* [PROBLEM REQUIREMENTS]: Reproduce the records below exactly as given.

........

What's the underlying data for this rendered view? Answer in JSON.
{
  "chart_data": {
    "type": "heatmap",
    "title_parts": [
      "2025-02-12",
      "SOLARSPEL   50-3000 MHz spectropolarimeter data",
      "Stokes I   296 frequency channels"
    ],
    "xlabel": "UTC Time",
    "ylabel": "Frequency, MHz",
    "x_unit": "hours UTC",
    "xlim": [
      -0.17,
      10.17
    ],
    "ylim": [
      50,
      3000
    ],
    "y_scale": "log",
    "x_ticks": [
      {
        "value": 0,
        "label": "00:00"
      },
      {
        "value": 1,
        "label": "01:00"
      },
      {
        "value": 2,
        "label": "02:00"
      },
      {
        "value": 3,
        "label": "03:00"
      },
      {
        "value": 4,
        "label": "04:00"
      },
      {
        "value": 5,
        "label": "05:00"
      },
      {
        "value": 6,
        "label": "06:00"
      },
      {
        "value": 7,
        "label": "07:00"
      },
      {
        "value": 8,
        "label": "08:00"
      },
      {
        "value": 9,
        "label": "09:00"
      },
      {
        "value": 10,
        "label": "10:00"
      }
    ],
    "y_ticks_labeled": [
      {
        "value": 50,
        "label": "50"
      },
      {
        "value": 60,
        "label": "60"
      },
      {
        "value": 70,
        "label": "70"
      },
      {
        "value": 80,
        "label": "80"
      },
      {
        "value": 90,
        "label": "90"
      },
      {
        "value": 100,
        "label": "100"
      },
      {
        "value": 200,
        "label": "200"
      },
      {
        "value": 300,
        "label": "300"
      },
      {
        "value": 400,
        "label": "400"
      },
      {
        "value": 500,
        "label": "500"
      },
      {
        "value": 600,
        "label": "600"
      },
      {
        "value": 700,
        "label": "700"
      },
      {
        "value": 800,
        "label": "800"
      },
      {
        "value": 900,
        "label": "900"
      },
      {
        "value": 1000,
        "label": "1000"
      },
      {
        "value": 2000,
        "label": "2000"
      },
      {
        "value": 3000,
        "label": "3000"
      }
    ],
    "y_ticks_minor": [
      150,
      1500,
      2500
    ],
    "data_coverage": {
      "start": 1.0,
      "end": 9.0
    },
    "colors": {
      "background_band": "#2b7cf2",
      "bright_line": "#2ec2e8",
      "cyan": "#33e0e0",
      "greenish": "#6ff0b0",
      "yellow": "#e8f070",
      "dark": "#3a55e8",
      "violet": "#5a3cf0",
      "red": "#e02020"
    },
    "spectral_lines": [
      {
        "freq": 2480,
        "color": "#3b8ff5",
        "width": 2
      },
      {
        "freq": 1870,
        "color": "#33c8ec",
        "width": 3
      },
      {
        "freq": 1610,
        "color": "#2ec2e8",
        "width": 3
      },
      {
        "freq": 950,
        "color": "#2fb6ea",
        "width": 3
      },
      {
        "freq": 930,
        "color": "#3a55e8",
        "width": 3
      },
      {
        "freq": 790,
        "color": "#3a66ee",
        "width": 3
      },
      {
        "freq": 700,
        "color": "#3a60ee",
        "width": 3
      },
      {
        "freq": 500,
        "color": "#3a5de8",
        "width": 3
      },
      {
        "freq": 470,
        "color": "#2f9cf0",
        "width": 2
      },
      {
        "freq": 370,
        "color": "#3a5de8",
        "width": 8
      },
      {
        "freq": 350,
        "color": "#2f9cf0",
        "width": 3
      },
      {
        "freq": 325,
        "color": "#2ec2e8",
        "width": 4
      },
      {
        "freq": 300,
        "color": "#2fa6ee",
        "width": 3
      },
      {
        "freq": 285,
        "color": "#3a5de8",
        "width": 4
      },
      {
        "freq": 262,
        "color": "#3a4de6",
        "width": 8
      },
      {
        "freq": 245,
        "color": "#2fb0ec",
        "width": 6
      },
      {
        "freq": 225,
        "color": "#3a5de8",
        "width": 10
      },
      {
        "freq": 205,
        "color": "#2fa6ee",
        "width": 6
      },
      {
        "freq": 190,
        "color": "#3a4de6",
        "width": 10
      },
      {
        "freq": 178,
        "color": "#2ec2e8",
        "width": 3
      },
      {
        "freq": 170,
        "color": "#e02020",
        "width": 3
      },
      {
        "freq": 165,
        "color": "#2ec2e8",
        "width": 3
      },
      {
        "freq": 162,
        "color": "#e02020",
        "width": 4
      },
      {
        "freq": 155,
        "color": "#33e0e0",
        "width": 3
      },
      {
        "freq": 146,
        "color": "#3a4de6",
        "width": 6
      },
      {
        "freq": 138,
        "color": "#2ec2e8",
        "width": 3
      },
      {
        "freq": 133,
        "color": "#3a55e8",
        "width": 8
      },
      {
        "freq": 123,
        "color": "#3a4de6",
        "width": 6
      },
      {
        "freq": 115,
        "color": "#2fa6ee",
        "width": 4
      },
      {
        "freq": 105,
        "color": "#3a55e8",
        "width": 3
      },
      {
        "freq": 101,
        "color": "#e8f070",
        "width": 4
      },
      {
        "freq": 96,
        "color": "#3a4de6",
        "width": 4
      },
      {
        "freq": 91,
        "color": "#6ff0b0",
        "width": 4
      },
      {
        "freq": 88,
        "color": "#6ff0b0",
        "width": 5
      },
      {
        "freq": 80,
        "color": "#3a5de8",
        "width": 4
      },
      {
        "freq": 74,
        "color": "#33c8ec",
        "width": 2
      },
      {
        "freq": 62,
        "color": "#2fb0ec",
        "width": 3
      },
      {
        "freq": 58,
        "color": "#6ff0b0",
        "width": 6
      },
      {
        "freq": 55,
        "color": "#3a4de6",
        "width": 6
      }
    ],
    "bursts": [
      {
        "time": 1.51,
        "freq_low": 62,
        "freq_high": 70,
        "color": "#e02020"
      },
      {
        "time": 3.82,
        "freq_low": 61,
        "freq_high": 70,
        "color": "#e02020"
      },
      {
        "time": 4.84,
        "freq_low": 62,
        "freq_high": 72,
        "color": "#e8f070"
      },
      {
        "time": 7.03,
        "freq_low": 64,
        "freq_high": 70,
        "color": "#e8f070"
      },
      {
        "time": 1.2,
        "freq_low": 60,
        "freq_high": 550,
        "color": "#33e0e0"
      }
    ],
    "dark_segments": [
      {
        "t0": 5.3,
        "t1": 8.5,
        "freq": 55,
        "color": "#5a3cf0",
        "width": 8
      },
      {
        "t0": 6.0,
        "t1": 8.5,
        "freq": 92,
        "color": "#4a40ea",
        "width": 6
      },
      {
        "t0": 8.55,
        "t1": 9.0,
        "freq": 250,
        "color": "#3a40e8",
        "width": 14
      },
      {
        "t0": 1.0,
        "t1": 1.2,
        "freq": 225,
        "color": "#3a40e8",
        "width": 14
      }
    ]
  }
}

........

* [COMPLETED TASK]:
What's the underlying data for this rendered view? Answer in JSON.
{
  "chart_data": {
    "type": "heatmap",
    "title_parts": [
      "2025-02-12",
      "SOLARSPEL   50-3000 MHz spectropolarimeter data",
      "Stokes I   296 frequency channels"
    ],
    "xlabel": "UTC Time",
    "ylabel": "Frequency, MHz",
    "x_unit": "hours UTC",
    "xlim": [
      -0.17,
      10.17
    ],
    "ylim": [
      50,
      3000
    ],
    "y_scale": "log",
    "x_ticks": [
      {
        "value": 0,
        "label": "00:00"
      },
      {
        "value": 1,
        "label": "01:00"
      },
      {
        "value": 2,
        "label": "02:00"
      },
      {
        "value": 3,
        "label": "03:00"
      },
      {
        "value": 4,
        "label": "04:00"
      },
      {
        "value": 5,
        "label": "05:00"
      },
      {
        "value": 6,
        "label": "06:00"
      },
      {
        "value": 7,
        "label": "07:00"
      },
      {
        "value": 8,
        "label": "08:00"
      },
      {
        "value": 9,
        "label": "09:00"
      },
      {
        "value": 10,
        "label": "10:00"
      }
    ],
    "y_ticks_labeled": [
      {
        "value": 50,
        "label": "50"
      },
      {
        "value": 60,
        "label": "60"
      },
      {
        "value": 70,
        "label": "70"
      },
      {
        "value": 80,
        "label": "80"
      },
      {
        "value": 90,
        "label": "90"
      },
      {
        "value": 100,
        "label": "100"
      },
      {
        "value": 200,
        "label": "200"
      },
      {
        "value": 300,
        "label": "300"
      },
      {
        "value": 400,
        "label": "400"
      },
      {
        "value": 500,
        "label": "500"
      },
      {
        "value": 600,
        "label": "600"
      },
      {
        "value": 700,
        "label": "700"
      },
      {
        "value": 800,
        "label": "800"
      },
      {
        "value": 900,
        "label": "900"
      },
      {
        "value": 1000,
        "label": "1000"
      },
      {
        "value": 2000,
        "label": "2000"
      },
      {
        "value": 3000,
        "label": "3000"
      }
    ],
    "y_ticks_minor": [
      150,
      1500,
      2500
    ],
    "data_coverage": {
      "start": 1.0,
      "end": 9.0
    },
    "colors": {
      "background_band": "#2b7cf2",
      "bright_line": "#2ec2e8",
      "cyan": "#33e0e0",
      "greenish": "#6ff0b0",
      "yellow": "#e8f070",
      "dark": "#3a55e8",
      "violet": "#5a3cf0",
      "red": "#e02020"
    },
    "spectral_lines": [
      {
        "freq": 2480,
        "color": "#3b8ff5",
        "width": 2
      },
      {
        "freq": 1870,
        "color": "#33c8ec",
        "width": 3
      },
      {
        "freq": 1610,
        "color": "#2ec2e8",
        "width": 3
      },
      {
        "freq": 950,
        "color": "#2fb6ea",
        "width": 3
      },
      {
        "freq": 930,
        "color": "#3a55e8",
        "width": 3
      },
      {
        "freq": 790,
        "color": "#3a66ee",
        "width": 3
      },
      {
        "freq": 700,
        "color": "#3a60ee",
        "width": 3
      },
      {
        "freq": 500,
        "color": "#3a5de8",
        "width": 3
      },
      {
        "freq": 470,
        "color": "#2f9cf0",
        "width": 2
      },
      {
        "freq": 370,
        "color": "#3a5de8",
        "width": 8
      },
      {
        "freq": 350,
        "color": "#2f9cf0",
        "width": 3
      },
      {
        "freq": 325,
        "color": "#2ec2e8",
        "width": 4
      },
      {
        "freq": 300,
        "color": "#2fa6ee",
        "width": 3
      },
      {
        "freq": 285,
        "color": "#3a5de8",
        "width": 4
      },
      {
        "freq": 262,
        "color": "#3a4de6",
        "width": 8
      },
      {
        "freq": 245,
        "color": "#2fb0ec",
        "width": 6
      },
      {
        "freq": 225,
        "color": "#3a5de8",
        "width": 10
      },
      {
        "freq": 205,
        "color": "#2fa6ee",
        "width": 6
      },
      {
        "freq": 190,
        "color": "#3a4de6",
        "width": 10
      },
      {
        "freq": 178,
        "color": "#2ec2e8",
        "width": 3
      },
      {
        "freq": 170,
        "color": "#e02020",
        "width": 3
      },
      {
        "freq": 165,
        "color": "#2ec2e8",
        "width": 3
      },
      {
        "freq": 162,
        "color": "#e02020",
        "width": 4
      },
      {
        "freq": 155,
        "color": "#33e0e0",
        "width": 3
      },
      {
        "freq": 146,
        "color": "#3a4de6",
        "width": 6
      },
      {
        "freq": 138,
        "color": "#2ec2e8",
        "width": 3
      },
      {
        "freq": 133,
        "color": "#3a55e8",
        "width": 8
      },
      {
        "freq": 123,
        "color": "#3a4de6",
        "width": 6
      },
      {
        "freq": 115,
        "color": "#2fa6ee",
        "width": 4
      },
      {
        "freq": 105,
        "color": "#3a55e8",
        "width": 3
      },
      {
        "freq": 101,
        "color": "#e8f070",
        "width": 4
      },
      {
        "freq": 96,
        "color": "#3a4de6",
        "width": 4
      },
      {
        "freq": 91,
        "color": "#6ff0b0",
        "width": 4
      },
      {
        "freq": 88,
        "color": "#6ff0b0",
        "width": 5
      },
      {
        "freq": 80,
        "color": "#3a5de8",
        "width": 4
      },
      {
        "freq": 74,
        "color": "#33c8ec",
        "width": 2
      },
      {
        "freq": 62,
        "color": "#2fb0ec",
        "width": 3
      },
      {
        "freq": 58,
        "color": "#6ff0b0",
        "width": 6
      },
      {
        "freq": 55,
        "color": "#3a4de6",
        "width": 6
      }
    ],
    "bursts": [
      {
        "time": 1.51,
        "freq_low": 62,
        "freq_high": 70,
        "color": "#e02020"
      },
      {
        "time": 3.82,
        "freq_low": 61,
        "freq_high": 70,
        "color": "#e02020"
      },
      {
        "time": 4.84,
        "freq_low": 62,
        "freq_high": 72,
        "color": "#e8f070"
      },
      {
        "time": 7.03,
        "freq_low": 64,
        "freq_high": 70,
        "color": "#e8f070"
      },
      {
        "time": 1.2,
        "freq_low": 60,
        "freq_high": 550,
        "color": "#33e0e0"
      }
    ],
    "dark_segments": [
      {
        "t0": 5.3,
        "t1": 8.5,
        "freq": 55,
        "color": "#5a3cf0",
        "width": 8
      },
      {
        "t0": 6.0,
        "t1": 8.5,
        "freq": 92,
        "color": "#4a40ea",
        "width": 6
      },
      {
        "t0": 8.55,
        "t1": 9.0,
        "freq": 250,
        "color": "#3a40e8",
        "width": 14
      },
      {
        "t0": 1.0,
        "t1": 1.2,
        "freq": 225,
        "color": "#3a40e8",
        "width": 14
      }
    ]
  }
}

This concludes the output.